* [What the exercise asks] From the entries below, copy every line where the string "like" appears.

* [Records for this task]
** Begin **
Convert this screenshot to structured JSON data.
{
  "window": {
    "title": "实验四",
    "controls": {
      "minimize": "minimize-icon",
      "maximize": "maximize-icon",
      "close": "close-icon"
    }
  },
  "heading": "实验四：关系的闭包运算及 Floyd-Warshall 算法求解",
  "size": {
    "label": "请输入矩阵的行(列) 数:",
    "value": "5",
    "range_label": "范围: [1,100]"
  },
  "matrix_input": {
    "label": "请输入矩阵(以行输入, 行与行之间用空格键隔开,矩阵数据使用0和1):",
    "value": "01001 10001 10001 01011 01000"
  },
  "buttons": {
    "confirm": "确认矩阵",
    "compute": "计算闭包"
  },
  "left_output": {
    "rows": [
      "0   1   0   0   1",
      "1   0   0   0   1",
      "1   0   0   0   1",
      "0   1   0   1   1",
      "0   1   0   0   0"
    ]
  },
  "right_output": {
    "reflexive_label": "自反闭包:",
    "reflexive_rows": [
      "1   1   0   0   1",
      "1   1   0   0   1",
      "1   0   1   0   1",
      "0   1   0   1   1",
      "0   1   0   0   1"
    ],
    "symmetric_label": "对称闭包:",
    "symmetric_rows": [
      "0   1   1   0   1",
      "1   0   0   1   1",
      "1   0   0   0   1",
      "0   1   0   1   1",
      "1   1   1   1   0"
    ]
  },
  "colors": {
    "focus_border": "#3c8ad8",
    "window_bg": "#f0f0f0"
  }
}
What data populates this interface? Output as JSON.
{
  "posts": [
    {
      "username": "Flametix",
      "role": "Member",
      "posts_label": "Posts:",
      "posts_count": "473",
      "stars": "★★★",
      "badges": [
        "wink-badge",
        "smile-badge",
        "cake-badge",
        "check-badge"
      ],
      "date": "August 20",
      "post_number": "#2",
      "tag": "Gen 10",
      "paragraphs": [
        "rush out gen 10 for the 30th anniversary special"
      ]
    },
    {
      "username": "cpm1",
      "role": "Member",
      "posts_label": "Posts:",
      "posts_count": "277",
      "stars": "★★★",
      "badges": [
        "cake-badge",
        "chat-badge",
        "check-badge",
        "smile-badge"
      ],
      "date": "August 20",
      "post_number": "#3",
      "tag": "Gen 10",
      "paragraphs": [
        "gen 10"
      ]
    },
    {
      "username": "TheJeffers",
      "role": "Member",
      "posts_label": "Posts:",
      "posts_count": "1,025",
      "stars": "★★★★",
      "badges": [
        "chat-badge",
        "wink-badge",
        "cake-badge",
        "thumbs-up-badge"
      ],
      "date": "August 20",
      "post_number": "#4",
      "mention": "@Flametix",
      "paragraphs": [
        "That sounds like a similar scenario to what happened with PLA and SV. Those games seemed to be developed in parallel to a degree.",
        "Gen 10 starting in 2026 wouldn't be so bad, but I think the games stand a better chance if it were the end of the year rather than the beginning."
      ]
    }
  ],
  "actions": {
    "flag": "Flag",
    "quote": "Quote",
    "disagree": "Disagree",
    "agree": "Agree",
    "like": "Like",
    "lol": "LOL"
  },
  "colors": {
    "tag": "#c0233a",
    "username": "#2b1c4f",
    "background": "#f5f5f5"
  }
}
** End **
* [The response]
        "That sounds like a similar scenario to what happened with PLA and SV. Those games seemed to be developed in parallel to a degree.",
    "like": "Like",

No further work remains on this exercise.